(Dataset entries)
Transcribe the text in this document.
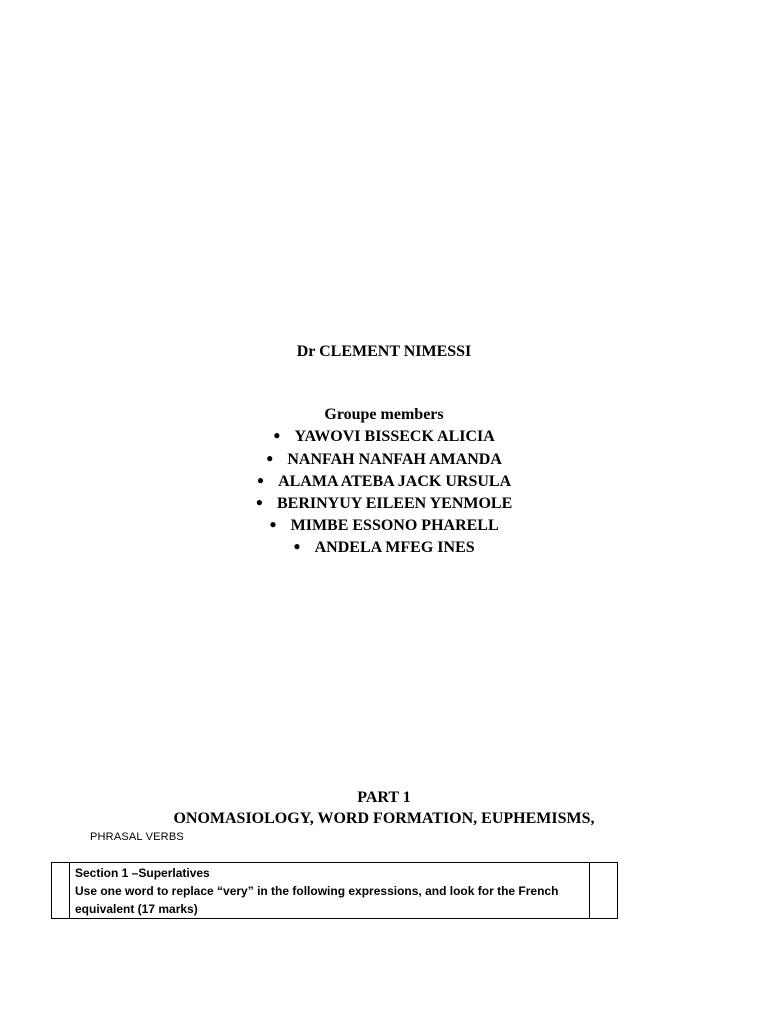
Dr CLEMENT NIMESSI
Groupe members
● YAWOVI BISSECK ALICIA
● NANFAH NANFAH AMANDA
● ALAMA ATEBA JACK URSULA
● BERINYUY EILEEN YENMOLE
● MIMBE ESSONO PHARELL
● ANDELA MFEG INES
PART 1
ONOMASIOLOGY, WORD FORMATION, EUPHEMISMS,
PHRASAL VERBS

Section 1 –Superlatives
Use one word to replace “very” in the following expressions, and look for the French
equivalent (17 marks)
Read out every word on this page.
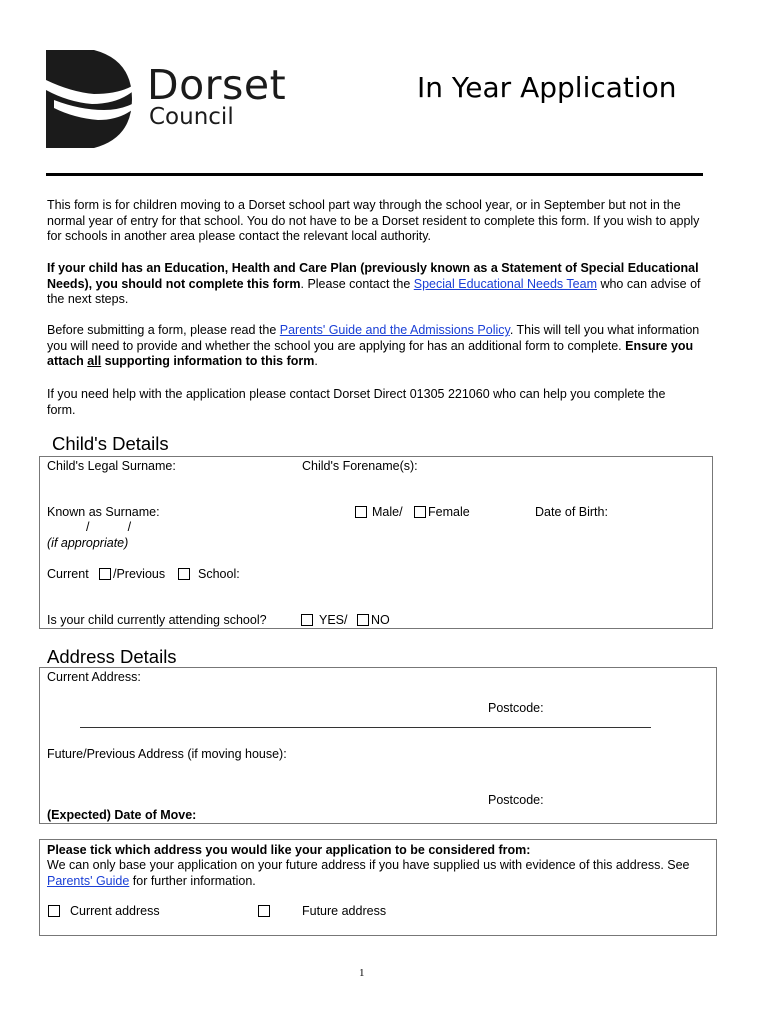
Dorset
Council
In Year Application
This form is for children moving to a Dorset school part way through the school year, or in September but not in the normal year of entry for that school. You do not have to be a Dorset resident to complete this form. If you wish to apply for schools in another area please contact the relevant local authority.
If your child has an Education, Health and Care Plan (previously known as a Statement of Special Educational Needs), you should not complete this form. Please contact the Special Educational Needs Team who can advise of the next steps.
Before submitting a form, please read the Parents' Guide and the Admissions Policy. This will tell you what information you will need to provide and whether the school you are applying for has an additional form to complete. Ensure you attach all supporting information to this form.
If you need help with the application please contact Dorset Direct 01305 221060 who can help you complete the form.
Child's Details
Child's Legal Surname:	Child's Forename(s):
Known as Surname:	Male/ Female	Date of Birth:
/           /
(if appropriate)
Current /Previous	School:
Is your child currently attending school?	YES/ NO
Address Details
Current Address:
Postcode:
Future/Previous Address (if moving house):
Postcode:
(Expected) Date of Move:
Please tick which address you would like your application to be considered from:
We can only base your application on your future address if you have supplied us with evidence of this address. See Parents' Guide for further information.
Current address	Future address
1
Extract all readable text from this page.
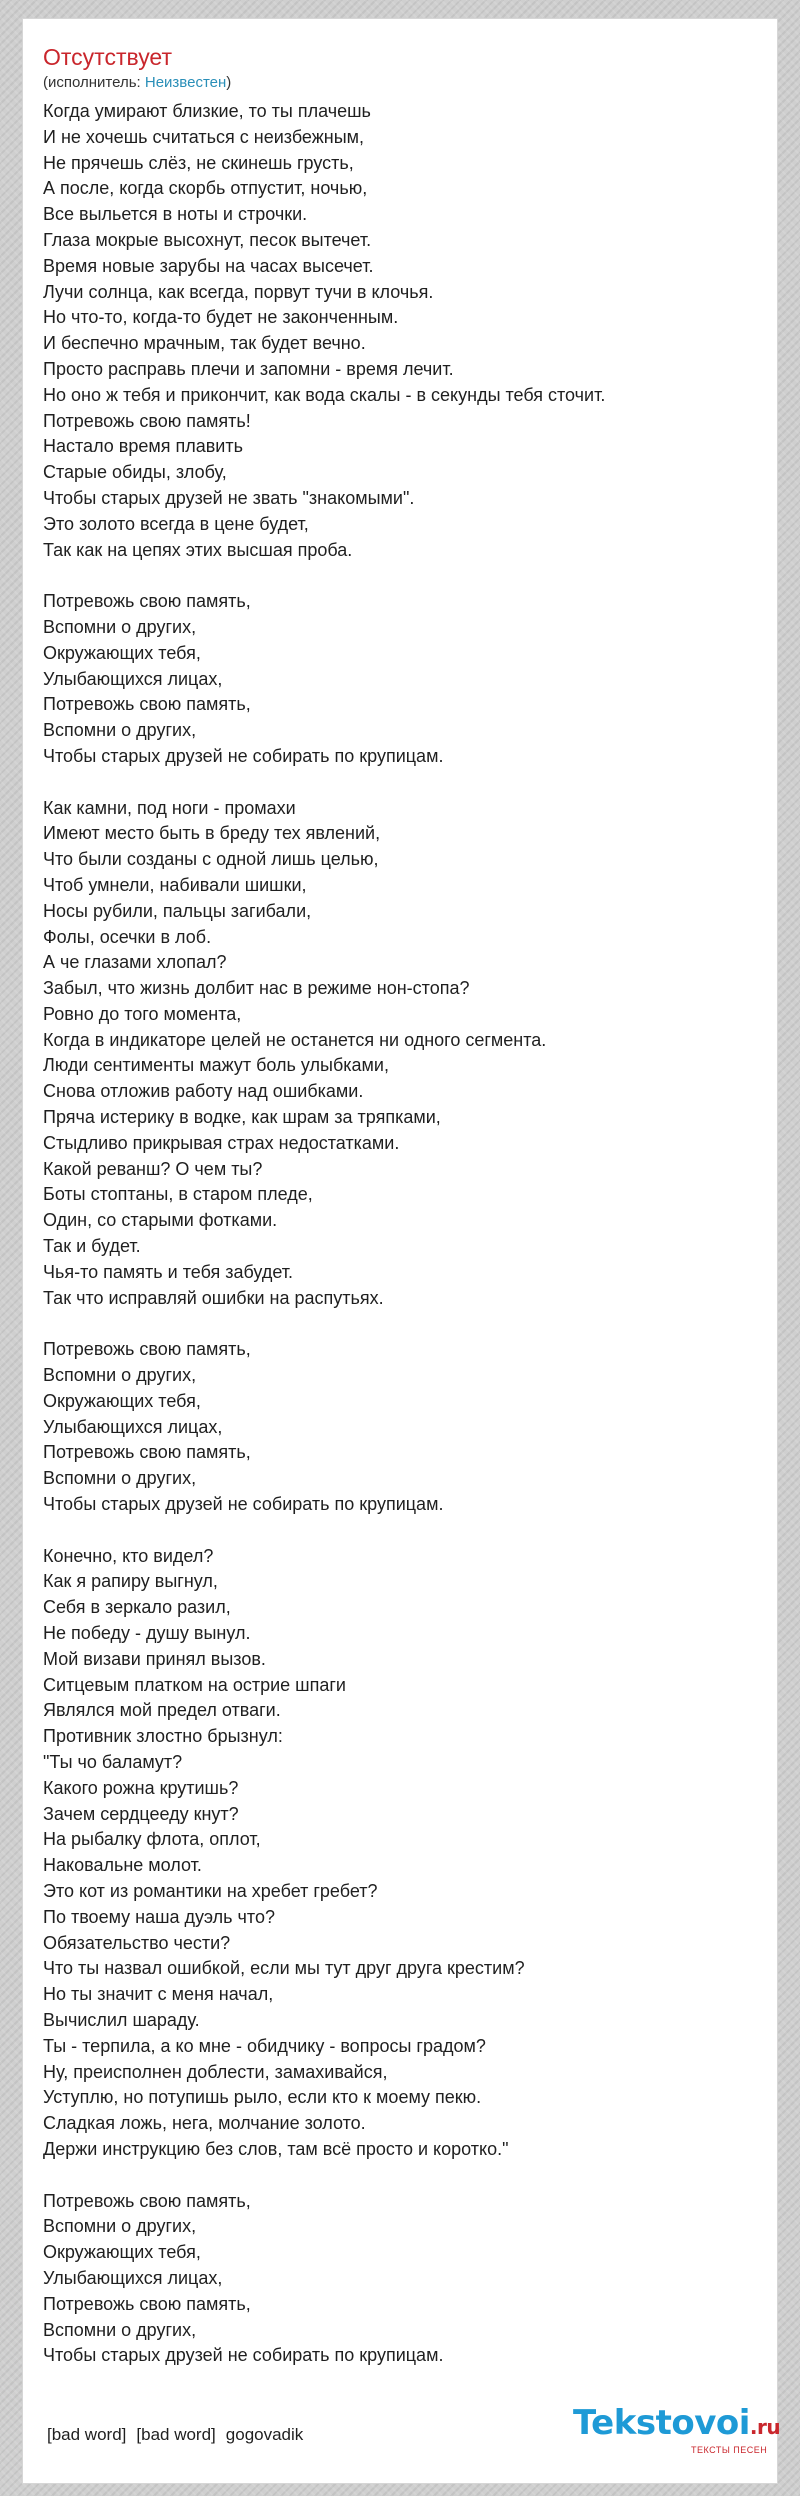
Отсутствует
(исполнитель: Неизвестен)
Когда умирают близкие, то ты плачешь
И не хочешь считаться с неизбежным,
Не прячешь слёз, не скинешь грусть,
А после, когда скорбь отпустит, ночью,
Все выльется в ноты и строчки.
Глаза мокрые высохнут, песок вытечет.
Время новые зарубы на часах высечет.
Лучи солнца, как всегда, порвут тучи в клочья.
Но что-то, когда-то будет не законченным.
И беспечно мрачным, так будет вечно.
Просто расправь плечи и запомни - время лечит.
Но оно ж тебя и прикончит, как вода скалы - в секунды тебя сточит.
Потревожь свою память!
Настало время плавить
Старые обиды, злобу,
Чтобы старых друзей не звать "знакомыми".
Это золото всегда в цене будет,
Так как на цепях этих высшая проба.
Потревожь свою память,
Вспомни о других,
Окружающих тебя,
Улыбающихся лицах,
Потревожь свою память,
Вспомни о других,
Чтобы старых друзей не собирать по крупицам.
Как камни, под ноги - промахи
Имеют место быть в бреду тех явлений,
Что были созданы с одной лишь целью,
Чтоб умнели, набивали шишки,
Носы рубили, пальцы загибали,
Фолы, осечки в лоб.
А че глазами хлопал?
Забыл, что жизнь долбит нас в режиме нон-стопа?
Ровно до того момента,
Когда в индикаторе целей не останется ни одного сегмента.
Люди сентименты мажут боль улыбками,
Снова отложив работу над ошибками.
Пряча истерику в водке, как шрам за тряпками,
Стыдливо прикрывая страх недостатками.
Какой реванш? О чем ты?
Боты стоптаны, в старом пледе,
Один, со старыми фотками.
Так и будет.
Чья-то память и тебя забудет.
Так что исправляй ошибки на распутьях.
Потревожь свою память,
Вспомни о других,
Окружающих тебя,
Улыбающихся лицах,
Потревожь свою память,
Вспомни о других,
Чтобы старых друзей не собирать по крупицам.
Конечно, кто видел?
Как я рапиру выгнул,
Себя в зеркало разил,
Не победу - душу вынул.
Мой визави принял вызов.
Ситцевым платком на острие шпаги
Являлся мой предел отваги.
Противник злостно брызнул:
"Ты чо баламут?
Какого рожна крутишь?
Зачем сердцееду кнут?
На рыбалку флота, оплот,
Наковальне молот.
Это кот из романтики на хребет гребет?
По твоему наша дуэль что?
Обязательство чести?
Что ты назвал ошибкой, если мы тут друг друга крестим?
Но ты значит с меня начал,
Вычислил шараду.
Ты - терпила, а ко мне - обидчику - вопросы градом?
Ну, преисполнен доблести, замахивайся,
Уступлю, но потупишь рыло, если кто к моему пекю.
Сладкая ложь, нега, молчание золото.
Держи инструкцию без слов, там всё просто и коротко."
Потревожь свою память,
Вспомни о других,
Окружающих тебя,
Улыбающихся лицах,
Потревожь свою память,
Вспомни о других,
Чтобы старых друзей не собирать по крупицам.
[bad word] [bad word] gogovadik	Tekstovoi.ru
ТЕКСТЫ ПЕСЕН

Exercise
Can you restate all the records above word for word while dropping the pictures?

Full answer
Transcribe the text in this document.
Dr CLEMENT NIMESSI
Groupe members
● YAWOVI BISSECK ALICIA
● NANFAH NANFAH AMANDA
● ALAMA ATEBA JACK URSULA
● BERINYUY EILEEN YENMOLE
● MIMBE ESSONO PHARELL
● ANDELA MFEG INES
PART 1
ONOMASIOLOGY, WORD FORMATION, EUPHEMISMS,
PHRASAL VERBS

Section 1 –Superlatives
Use one word to replace “very” in the following expressions, and look for the French
equivalent (17 marks)
Read out every word on this page.
Dorset
Council
In Year Application
This form is for children moving to a Dorset school part way through the school year, or in September but not in the normal year of entry for that school. You do not have to be a Dorset resident to complete this form. If you wish to apply for schools in another area please contact the relevant local authority.
If your child has an Education, Health and Care Plan (previously known as a Statement of Special Educational Needs), you should not complete this form. Please contact the Special Educational Needs Team who can advise of the next steps.
Before submitting a form, please read the Parents' Guide and the Admissions Policy. This will tell you what information you will need to provide and whether the school you are applying for has an additional form to complete. Ensure you attach all supporting information to this form.
If you need help with the application please contact Dorset Direct 01305 221060 who can help you complete the form.
Child's Details
Child's Legal Surname:	Child's Forename(s):
Known as Surname:	Male/ Female	Date of Birth:
/           /
(if appropriate)
Current /Previous	School:
Is your child currently attending school?	YES/ NO
Address Details
Current Address:
Postcode:
Future/Previous Address (if moving house):
Postcode:
(Expected) Date of Move:
Please tick which address you would like your application to be considered from:
We can only base your application on your future address if you have supplied us with evidence of this address. See Parents' Guide for further information.
Current address	Future address
1
Extract all readable text from this page.
Отсутствует
(исполнитель: Неизвестен)
Когда умирают близкие, то ты плачешь
И не хочешь считаться с неизбежным,
Не прячешь слёз, не скинешь грусть,
А после, когда скорбь отпустит, ночью,
Все выльется в ноты и строчки.
Глаза мокрые высохнут, песок вытечет.
Время новые зарубы на часах высечет.
Лучи солнца, как всегда, порвут тучи в клочья.
Но что-то, когда-то будет не законченным.
И беспечно мрачным, так будет вечно.
Просто расправь плечи и запомни - время лечит.
Но оно ж тебя и прикончит, как вода скалы - в секунды тебя сточит.
Потревожь свою память!
Настало время плавить
Старые обиды, злобу,
Чтобы старых друзей не звать "знакомыми".
Это золото всегда в цене будет,
Так как на цепях этих высшая проба.
Потревожь свою память,
Вспомни о других,
Окружающих тебя,
Улыбающихся лицах,
Потревожь свою память,
Вспомни о других,
Чтобы старых друзей не собирать по крупицам.
Как камни, под ноги - промахи
Имеют место быть в бреду тех явлений,
Что были созданы с одной лишь целью,
Чтоб умнели, набивали шишки,
Носы рубили, пальцы загибали,
Фолы, осечки в лоб.
А че глазами хлопал?
Забыл, что жизнь долбит нас в режиме нон-стопа?
Ровно до того момента,
Когда в индикаторе целей не останется ни одного сегмента.
Люди сентименты мажут боль улыбками,
Снова отложив работу над ошибками.
Пряча истерику в водке, как шрам за тряпками,
Стыдливо прикрывая страх недостатками.
Какой реванш? О чем ты?
Боты стоптаны, в старом пледе,
Один, со старыми фотками.
Так и будет.
Чья-то память и тебя забудет.
Так что исправляй ошибки на распутьях.
Потревожь свою память,
Вспомни о других,
Окружающих тебя,
Улыбающихся лицах,
Потревожь свою память,
Вспомни о других,
Чтобы старых друзей не собирать по крупицам.
Конечно, кто видел?
Как я рапиру выгнул,
Себя в зеркало разил,
Не победу - душу вынул.
Мой визави принял вызов.
Ситцевым платком на острие шпаги
Являлся мой предел отваги.
Противник злостно брызнул:
"Ты чо баламут?
Какого рожна крутишь?
Зачем сердцееду кнут?
На рыбалку флота, оплот,
Наковальне молот.
Это кот из романтики на хребет гребет?
По твоему наша дуэль что?
Обязательство чести?
Что ты назвал ошибкой, если мы тут друг друга крестим?
Но ты значит с меня начал,
Вычислил шараду.
Ты - терпила, а ко мне - обидчику - вопросы градом?
Ну, преисполнен доблести, замахивайся,
Уступлю, но потупишь рыло, если кто к моему пекю.
Сладкая ложь, нега, молчание золото.
Держи инструкцию без слов, там всё просто и коротко."
Потревожь свою память,
Вспомни о других,
Окружающих тебя,
Улыбающихся лицах,
Потревожь свою память,
Вспомни о других,
Чтобы старых друзей не собирать по крупицам.
[bad word] [bad word] gogovadik	Tekstovoi.ru
ТЕКСТЫ ПЕСЕН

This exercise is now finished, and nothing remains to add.